WHAT IS REQUIRED
Set down the material below word for word, excluding the pictures.

ROWS
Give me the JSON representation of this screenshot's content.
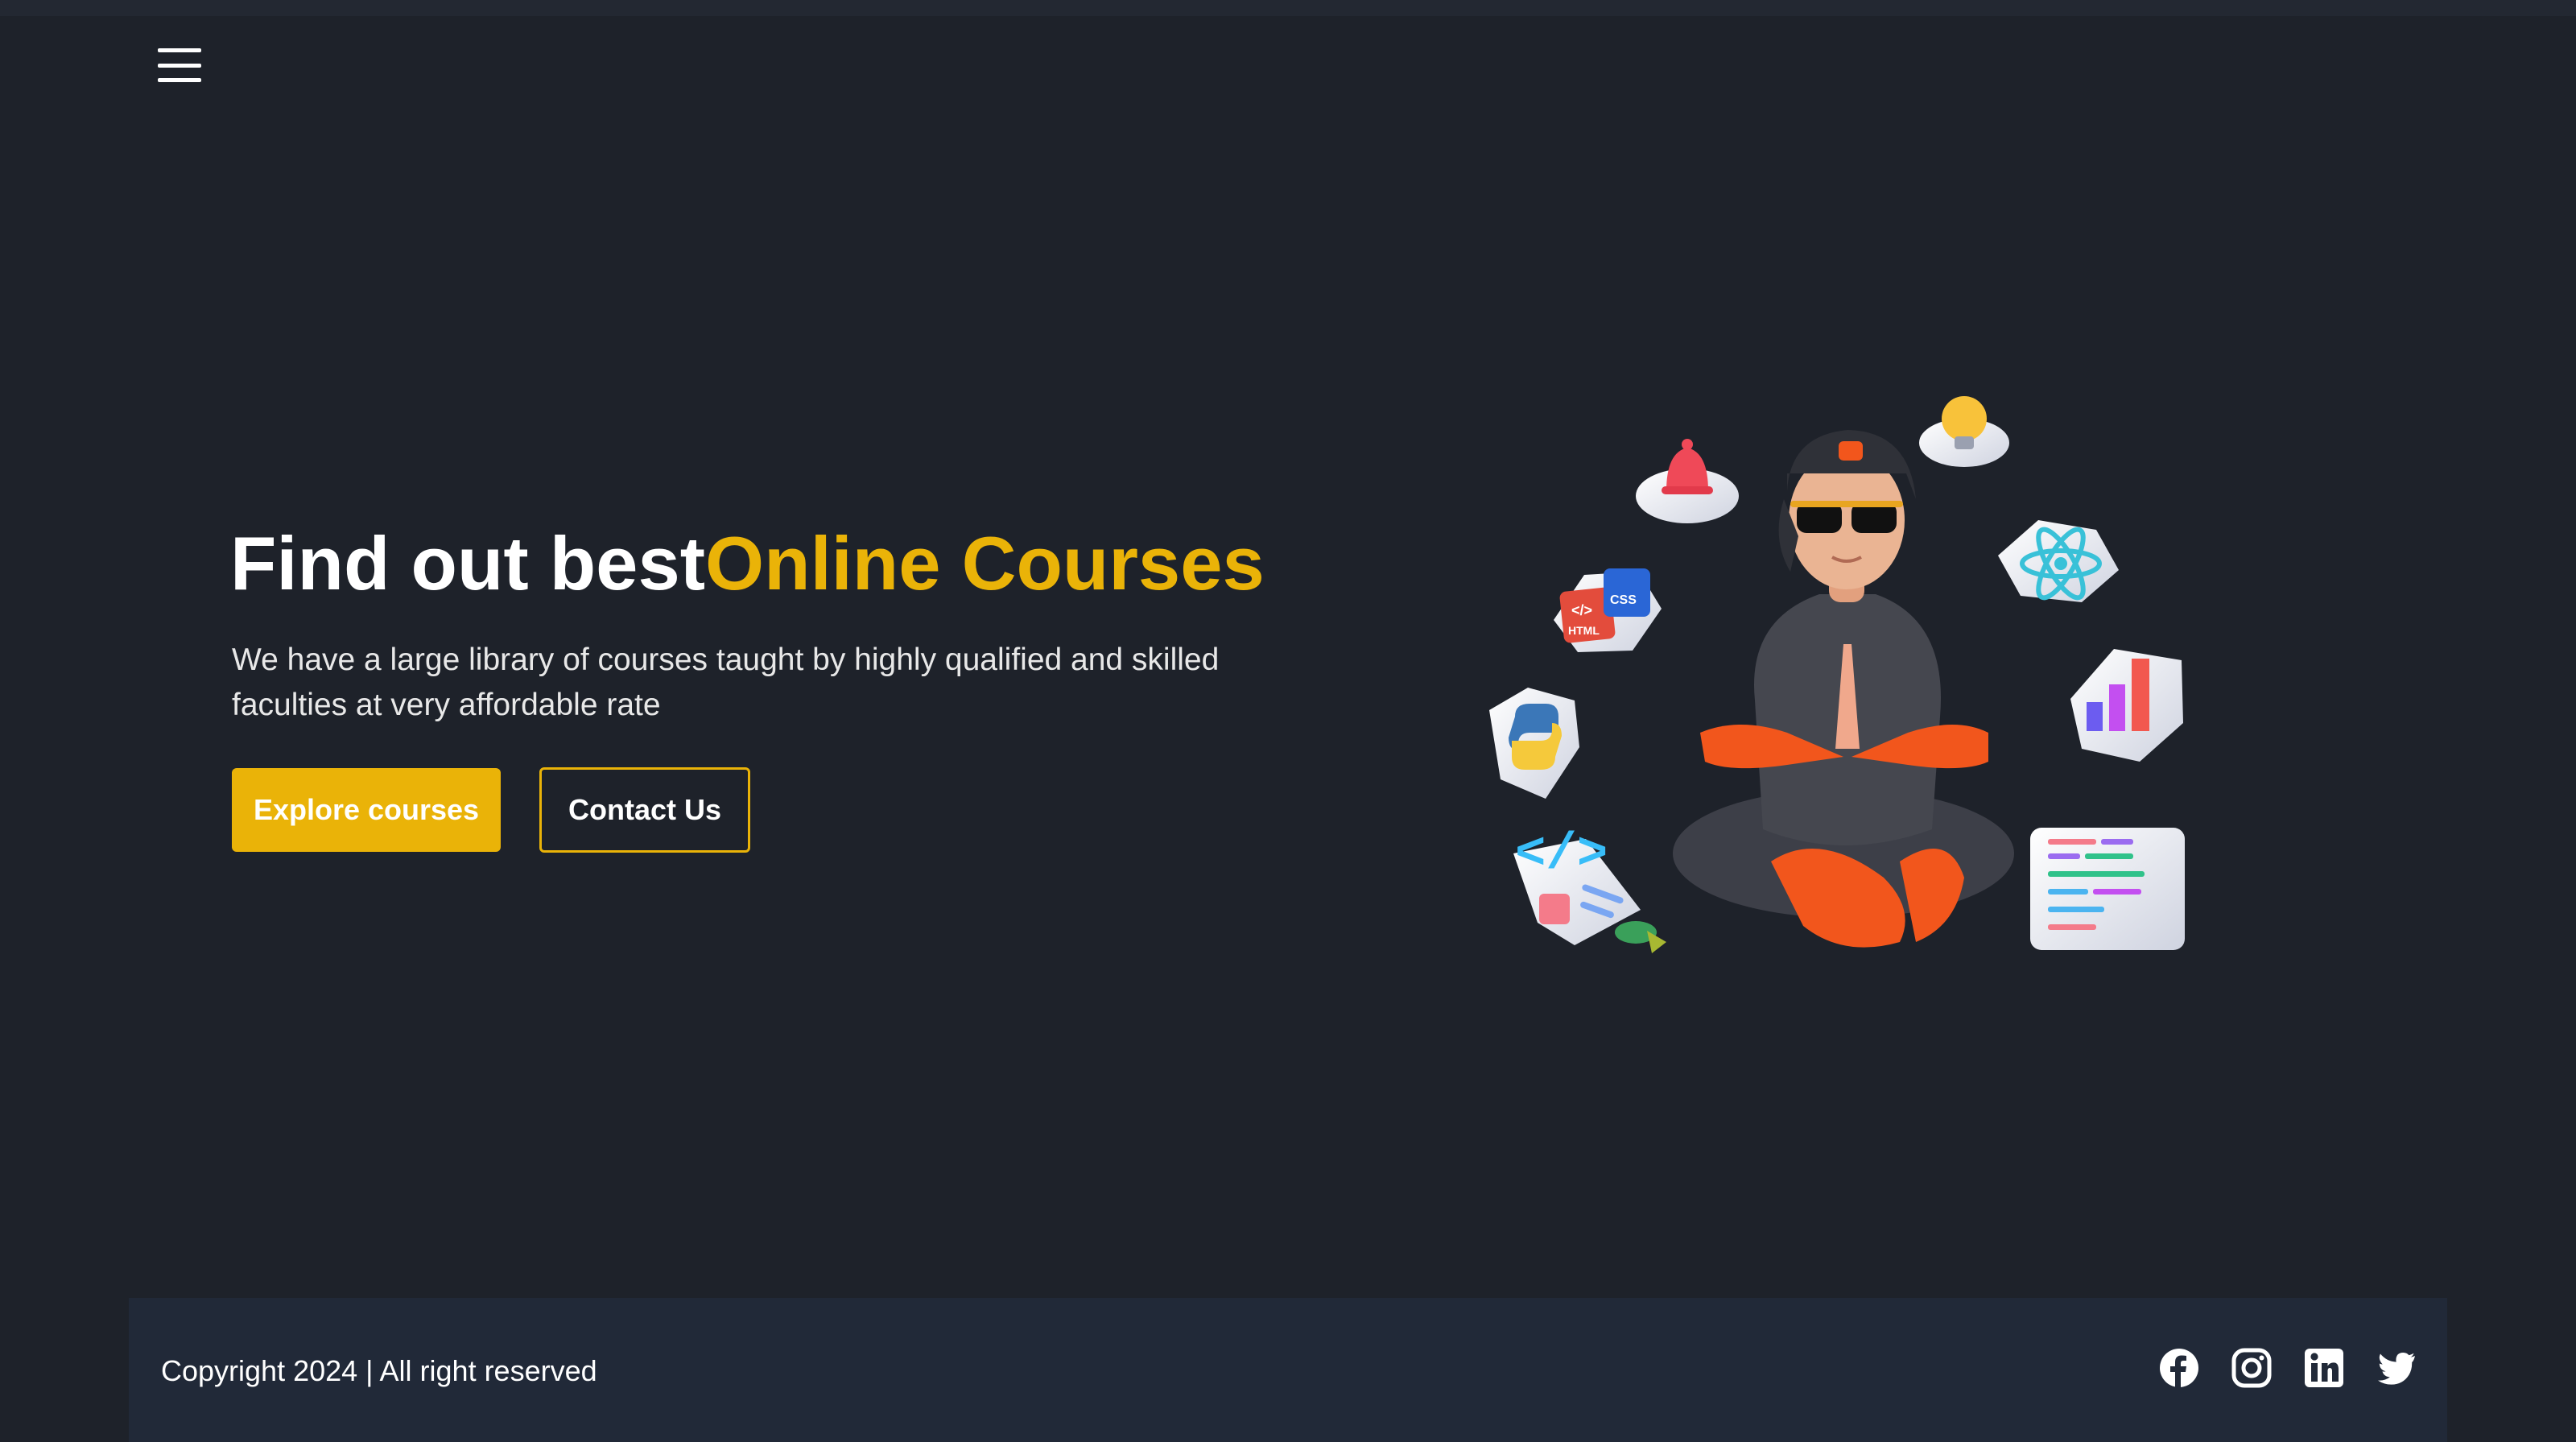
{
  "nav": {
    "menu_icon": "hamburger-icon"
  },
  "hero": {
    "title_plain": "Find out best",
    "title_accent": "Online Courses",
    "description": "We have a large library of courses taught by highly qualified and skilled faculties at very affordable rate",
    "primary_button": "Explore courses",
    "secondary_button": "Contact Us",
    "illustration_badges": {
      "html": "HTML",
      "css": "CSS"
    }
  },
  "footer": {
    "copyright": "Copyright 2024 | All right reserved",
    "social_icons": [
      "facebook-icon",
      "instagram-icon",
      "linkedin-icon",
      "twitter-icon"
    ]
  },
  "colors": {
    "background": "#1e222a",
    "footer_background": "#212938",
    "accent": "#eab308",
    "text": "#ffffff"
  }
}
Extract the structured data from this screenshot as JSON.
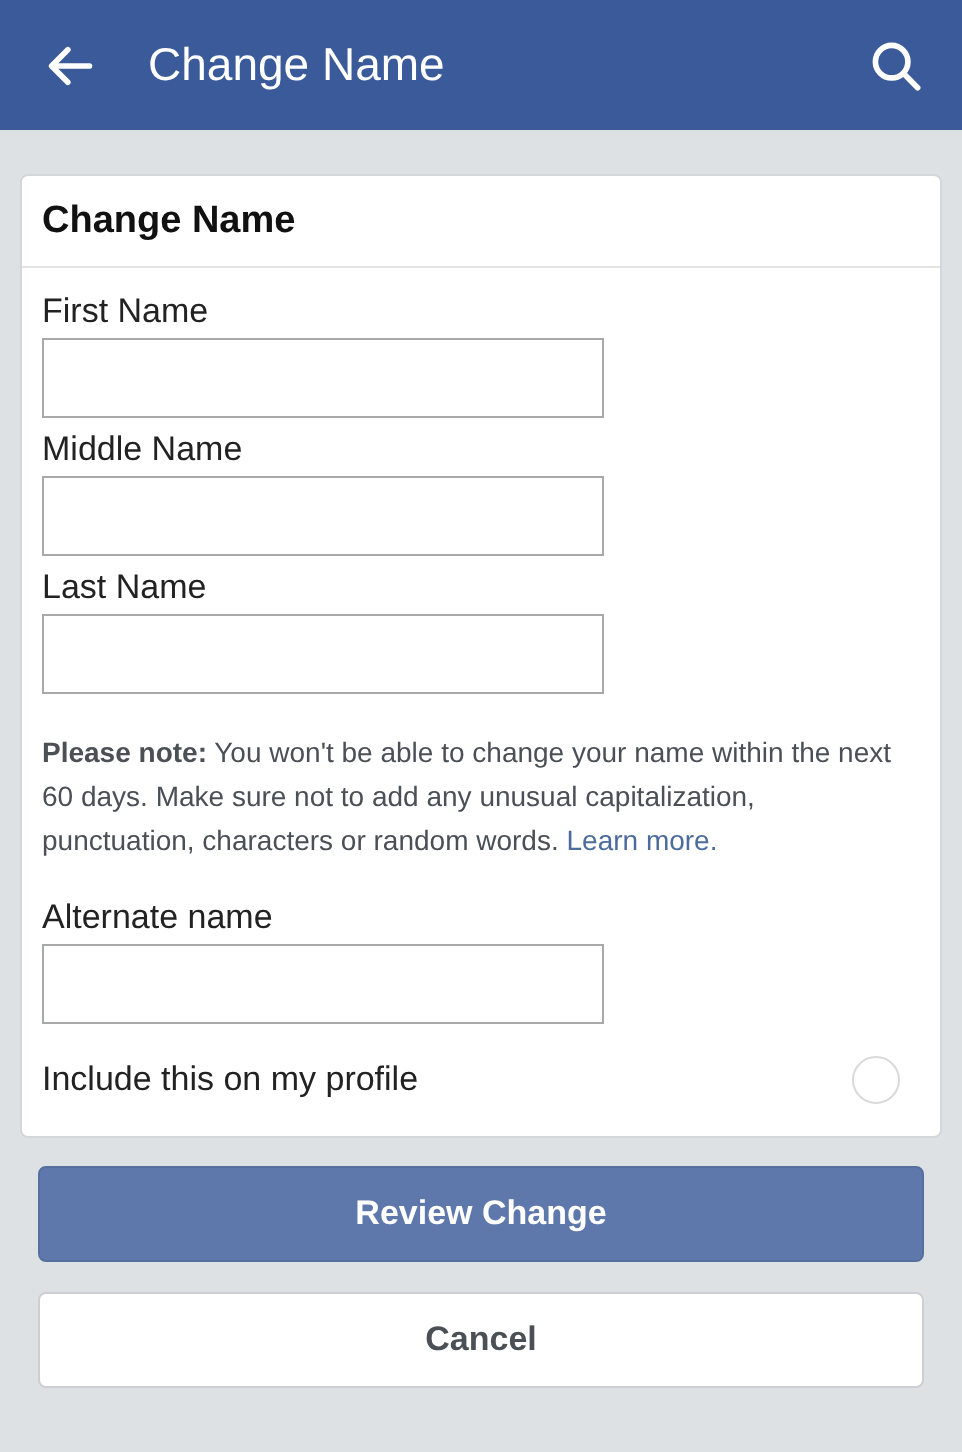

PROBLEM SOLUTION
Give me the JSON representation of this screenshot's content.
{
  "nav": {
    "menu_icon": "hamburger-icon"
  },
  "hero": {
    "title_plain": "Find out best",
    "title_accent": "Online Courses",
    "description": "We have a large library of courses taught by highly qualified and skilled faculties at very affordable rate",
    "primary_button": "Explore courses",
    "secondary_button": "Contact Us",
    "illustration_badges": {
      "html": "HTML",
      "css": "CSS"
    }
  },
  "footer": {
    "copyright": "Copyright 2024 | All right reserved",
    "social_icons": [
      "facebook-icon",
      "instagram-icon",
      "linkedin-icon",
      "twitter-icon"
    ]
  },
  "colors": {
    "background": "#1e222a",
    "footer_background": "#212938",
    "accent": "#eab308",
    "text": "#ffffff"
  }
}
Extract the structured data from this screenshot as JSON.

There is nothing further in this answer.